--- Recorded data ---

<<<<

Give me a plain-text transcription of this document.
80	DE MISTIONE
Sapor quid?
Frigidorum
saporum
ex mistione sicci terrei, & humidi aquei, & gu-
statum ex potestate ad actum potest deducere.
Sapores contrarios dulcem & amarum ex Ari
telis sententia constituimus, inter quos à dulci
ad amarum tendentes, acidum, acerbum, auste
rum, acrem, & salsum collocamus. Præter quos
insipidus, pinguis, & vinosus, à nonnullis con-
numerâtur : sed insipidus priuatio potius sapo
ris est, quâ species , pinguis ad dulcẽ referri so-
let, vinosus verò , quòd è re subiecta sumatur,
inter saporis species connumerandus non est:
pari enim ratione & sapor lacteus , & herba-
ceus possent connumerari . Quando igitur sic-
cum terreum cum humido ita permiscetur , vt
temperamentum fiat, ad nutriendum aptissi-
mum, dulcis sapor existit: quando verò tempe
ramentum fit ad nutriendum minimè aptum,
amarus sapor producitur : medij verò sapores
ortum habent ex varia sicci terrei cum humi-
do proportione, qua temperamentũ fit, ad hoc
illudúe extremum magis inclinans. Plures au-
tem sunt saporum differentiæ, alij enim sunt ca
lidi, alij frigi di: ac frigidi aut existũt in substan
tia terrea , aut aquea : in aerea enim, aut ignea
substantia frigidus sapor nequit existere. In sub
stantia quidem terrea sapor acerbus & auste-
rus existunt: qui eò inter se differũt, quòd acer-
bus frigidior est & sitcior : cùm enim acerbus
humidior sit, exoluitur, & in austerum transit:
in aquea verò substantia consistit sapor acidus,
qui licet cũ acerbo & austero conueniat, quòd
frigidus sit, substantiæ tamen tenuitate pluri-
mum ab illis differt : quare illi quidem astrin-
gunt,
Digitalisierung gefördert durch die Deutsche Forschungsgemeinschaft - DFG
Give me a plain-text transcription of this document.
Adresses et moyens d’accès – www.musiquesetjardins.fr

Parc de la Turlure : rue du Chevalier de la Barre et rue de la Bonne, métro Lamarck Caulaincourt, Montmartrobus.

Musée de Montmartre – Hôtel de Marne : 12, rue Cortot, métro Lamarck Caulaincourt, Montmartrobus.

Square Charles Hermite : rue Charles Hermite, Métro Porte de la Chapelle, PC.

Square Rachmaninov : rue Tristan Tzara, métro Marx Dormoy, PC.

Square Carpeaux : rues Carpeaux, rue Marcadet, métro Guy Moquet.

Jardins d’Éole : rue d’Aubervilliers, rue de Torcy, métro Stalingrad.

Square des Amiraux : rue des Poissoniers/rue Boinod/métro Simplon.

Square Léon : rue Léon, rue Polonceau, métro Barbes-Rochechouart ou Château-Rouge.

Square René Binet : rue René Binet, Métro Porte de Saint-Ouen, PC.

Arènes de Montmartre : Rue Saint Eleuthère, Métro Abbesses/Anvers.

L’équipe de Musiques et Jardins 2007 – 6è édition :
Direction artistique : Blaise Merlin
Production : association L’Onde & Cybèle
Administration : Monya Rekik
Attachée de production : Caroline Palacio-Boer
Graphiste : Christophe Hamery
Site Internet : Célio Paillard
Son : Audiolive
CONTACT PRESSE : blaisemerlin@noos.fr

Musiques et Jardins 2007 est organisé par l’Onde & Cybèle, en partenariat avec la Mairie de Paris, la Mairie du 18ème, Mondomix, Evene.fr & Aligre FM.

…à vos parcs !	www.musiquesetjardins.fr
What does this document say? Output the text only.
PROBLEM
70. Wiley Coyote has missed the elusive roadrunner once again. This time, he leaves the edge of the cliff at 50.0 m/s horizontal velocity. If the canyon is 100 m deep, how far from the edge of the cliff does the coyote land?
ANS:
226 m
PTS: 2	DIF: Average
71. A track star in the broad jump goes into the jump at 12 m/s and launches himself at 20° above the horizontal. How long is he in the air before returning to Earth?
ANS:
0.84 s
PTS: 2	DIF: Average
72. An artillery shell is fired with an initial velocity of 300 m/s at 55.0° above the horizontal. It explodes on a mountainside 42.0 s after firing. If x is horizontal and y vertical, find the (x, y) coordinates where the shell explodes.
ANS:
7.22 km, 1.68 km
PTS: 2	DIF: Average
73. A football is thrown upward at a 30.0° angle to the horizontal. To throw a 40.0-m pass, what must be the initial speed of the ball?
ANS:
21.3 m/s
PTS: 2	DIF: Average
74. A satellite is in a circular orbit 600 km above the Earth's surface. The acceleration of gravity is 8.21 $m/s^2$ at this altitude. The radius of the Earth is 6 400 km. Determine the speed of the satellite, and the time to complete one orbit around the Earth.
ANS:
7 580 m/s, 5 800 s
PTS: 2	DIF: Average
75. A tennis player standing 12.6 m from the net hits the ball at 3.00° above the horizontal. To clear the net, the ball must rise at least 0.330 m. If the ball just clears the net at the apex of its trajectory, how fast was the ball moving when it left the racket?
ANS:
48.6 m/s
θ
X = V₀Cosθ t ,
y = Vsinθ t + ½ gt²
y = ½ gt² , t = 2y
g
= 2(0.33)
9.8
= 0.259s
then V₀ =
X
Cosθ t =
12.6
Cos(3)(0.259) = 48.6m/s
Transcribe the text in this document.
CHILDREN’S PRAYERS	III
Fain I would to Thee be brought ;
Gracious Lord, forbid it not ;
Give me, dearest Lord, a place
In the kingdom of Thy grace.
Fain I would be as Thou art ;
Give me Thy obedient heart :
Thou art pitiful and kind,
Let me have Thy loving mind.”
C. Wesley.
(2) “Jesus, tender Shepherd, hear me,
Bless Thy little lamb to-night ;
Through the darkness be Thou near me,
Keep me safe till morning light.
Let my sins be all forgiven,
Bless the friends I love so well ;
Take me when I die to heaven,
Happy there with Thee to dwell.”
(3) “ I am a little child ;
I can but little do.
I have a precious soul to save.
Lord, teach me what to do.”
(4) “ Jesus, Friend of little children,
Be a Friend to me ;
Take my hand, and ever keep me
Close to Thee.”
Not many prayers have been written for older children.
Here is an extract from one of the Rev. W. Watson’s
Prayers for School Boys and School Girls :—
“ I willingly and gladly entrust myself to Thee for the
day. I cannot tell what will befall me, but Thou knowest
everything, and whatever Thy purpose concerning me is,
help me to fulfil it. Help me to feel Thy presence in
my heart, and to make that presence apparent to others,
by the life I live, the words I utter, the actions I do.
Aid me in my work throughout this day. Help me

>>>>

--- The exercise ---
Reproduce the listing in full. Keep it exactly as written.

--- Task output ---
Give me a plain-text transcription of this document.
80	DE MISTIONE
Sapor quid?
Frigidorum
saporum
ex mistione sicci terrei, & humidi aquei, & gu-
statum ex potestate ad actum potest deducere.
Sapores contrarios dulcem & amarum ex Ari
telis sententia constituimus, inter quos à dulci
ad amarum tendentes, acidum, acerbum, auste
rum, acrem, & salsum collocamus. Præter quos
insipidus, pinguis, & vinosus, à nonnullis con-
numerâtur : sed insipidus priuatio potius sapo
ris est, quâ species , pinguis ad dulcẽ referri so-
let, vinosus verò , quòd è re subiecta sumatur,
inter saporis species connumerandus non est:
pari enim ratione & sapor lacteus , & herba-
ceus possent connumerari . Quando igitur sic-
cum terreum cum humido ita permiscetur , vt
temperamentum fiat, ad nutriendum aptissi-
mum, dulcis sapor existit: quando verò tempe
ramentum fit ad nutriendum minimè aptum,
amarus sapor producitur : medij verò sapores
ortum habent ex varia sicci terrei cum humi-
do proportione, qua temperamentũ fit, ad hoc
illudúe extremum magis inclinans. Plures au-
tem sunt saporum differentiæ, alij enim sunt ca
lidi, alij frigi di: ac frigidi aut existũt in substan
tia terrea , aut aquea : in aerea enim, aut ignea
substantia frigidus sapor nequit existere. In sub
stantia quidem terrea sapor acerbus & auste-
rus existunt: qui eò inter se differũt, quòd acer-
bus frigidior est & sitcior : cùm enim acerbus
humidior sit, exoluitur, & in austerum transit:
in aquea verò substantia consistit sapor acidus,
qui licet cũ acerbo & austero conueniat, quòd
frigidus sit, substantiæ tamen tenuitate pluri-
mum ab illis differt : quare illi quidem astrin-
gunt,
Digitalisierung gefördert durch die Deutsche Forschungsgemeinschaft - DFG
Give me a plain-text transcription of this document.
Adresses et moyens d’accès – www.musiquesetjardins.fr

Parc de la Turlure : rue du Chevalier de la Barre et rue de la Bonne, métro Lamarck Caulaincourt, Montmartrobus.

Musée de Montmartre – Hôtel de Marne : 12, rue Cortot, métro Lamarck Caulaincourt, Montmartrobus.

Square Charles Hermite : rue Charles Hermite, Métro Porte de la Chapelle, PC.

Square Rachmaninov : rue Tristan Tzara, métro Marx Dormoy, PC.

Square Carpeaux : rues Carpeaux, rue Marcadet, métro Guy Moquet.

Jardins d’Éole : rue d’Aubervilliers, rue de Torcy, métro Stalingrad.

Square des Amiraux : rue des Poissoniers/rue Boinod/métro Simplon.

Square Léon : rue Léon, rue Polonceau, métro Barbes-Rochechouart ou Château-Rouge.

Square René Binet : rue René Binet, Métro Porte de Saint-Ouen, PC.

Arènes de Montmartre : Rue Saint Eleuthère, Métro Abbesses/Anvers.

L’équipe de Musiques et Jardins 2007 – 6è édition :
Direction artistique : Blaise Merlin
Production : association L’Onde & Cybèle
Administration : Monya Rekik
Attachée de production : Caroline Palacio-Boer
Graphiste : Christophe Hamery
Site Internet : Célio Paillard
Son : Audiolive
CONTACT PRESSE : blaisemerlin@noos.fr

Musiques et Jardins 2007 est organisé par l’Onde & Cybèle, en partenariat avec la Mairie de Paris, la Mairie du 18ème, Mondomix, Evene.fr & Aligre FM.

…à vos parcs !	www.musiquesetjardins.fr
What does this document say? Output the text only.
PROBLEM
70. Wiley Coyote has missed the elusive roadrunner once again. This time, he leaves the edge of the cliff at 50.0 m/s horizontal velocity. If the canyon is 100 m deep, how far from the edge of the cliff does the coyote land?
ANS:
226 m
PTS: 2	DIF: Average
71. A track star in the broad jump goes into the jump at 12 m/s and launches himself at 20° above the horizontal. How long is he in the air before returning to Earth?
ANS:
0.84 s
PTS: 2	DIF: Average
72. An artillery shell is fired with an initial velocity of 300 m/s at 55.0° above the horizontal. It explodes on a mountainside 42.0 s after firing. If x is horizontal and y vertical, find the (x, y) coordinates where the shell explodes.
ANS:
7.22 km, 1.68 km
PTS: 2	DIF: Average
73. A football is thrown upward at a 30.0° angle to the horizontal. To throw a 40.0-m pass, what must be the initial speed of the ball?
ANS:
21.3 m/s
PTS: 2	DIF: Average
74. A satellite is in a circular orbit 600 km above the Earth's surface. The acceleration of gravity is 8.21 $m/s^2$ at this altitude. The radius of the Earth is 6 400 km. Determine the speed of the satellite, and the time to complete one orbit around the Earth.
ANS:
7 580 m/s, 5 800 s
PTS: 2	DIF: Average
75. A tennis player standing 12.6 m from the net hits the ball at 3.00° above the horizontal. To clear the net, the ball must rise at least 0.330 m. If the ball just clears the net at the apex of its trajectory, how fast was the ball moving when it left the racket?
ANS:
48.6 m/s
θ
X = V₀Cosθ t ,
y = Vsinθ t + ½ gt²
y = ½ gt² , t = 2y
g
= 2(0.33)
9.8
= 0.259s
then V₀ =
X
Cosθ t =
12.6
Cos(3)(0.259) = 48.6m/s
Transcribe the text in this document.
CHILDREN’S PRAYERS	III
Fain I would to Thee be brought ;
Gracious Lord, forbid it not ;
Give me, dearest Lord, a place
In the kingdom of Thy grace.
Fain I would be as Thou art ;
Give me Thy obedient heart :
Thou art pitiful and kind,
Let me have Thy loving mind.”
C. Wesley.
(2) “Jesus, tender Shepherd, hear me,
Bless Thy little lamb to-night ;
Through the darkness be Thou near me,
Keep me safe till morning light.
Let my sins be all forgiven,
Bless the friends I love so well ;
Take me when I die to heaven,
Happy there with Thee to dwell.”
(3) “ I am a little child ;
I can but little do.
I have a precious soul to save.
Lord, teach me what to do.”
(4) “ Jesus, Friend of little children,
Be a Friend to me ;
Take my hand, and ever keep me
Close to Thee.”
Not many prayers have been written for older children.
Here is an extract from one of the Rev. W. Watson’s
Prayers for School Boys and School Girls :—
“ I willingly and gladly entrust myself to Thee for the
day. I cannot tell what will befall me, but Thou knowest
everything, and whatever Thy purpose concerning me is,
help me to fulfil it. Help me to feel Thy presence in
my heart, and to make that presence apparent to others,
by the life I live, the words I utter, the actions I do.
Aid me in my work throughout this day. Help me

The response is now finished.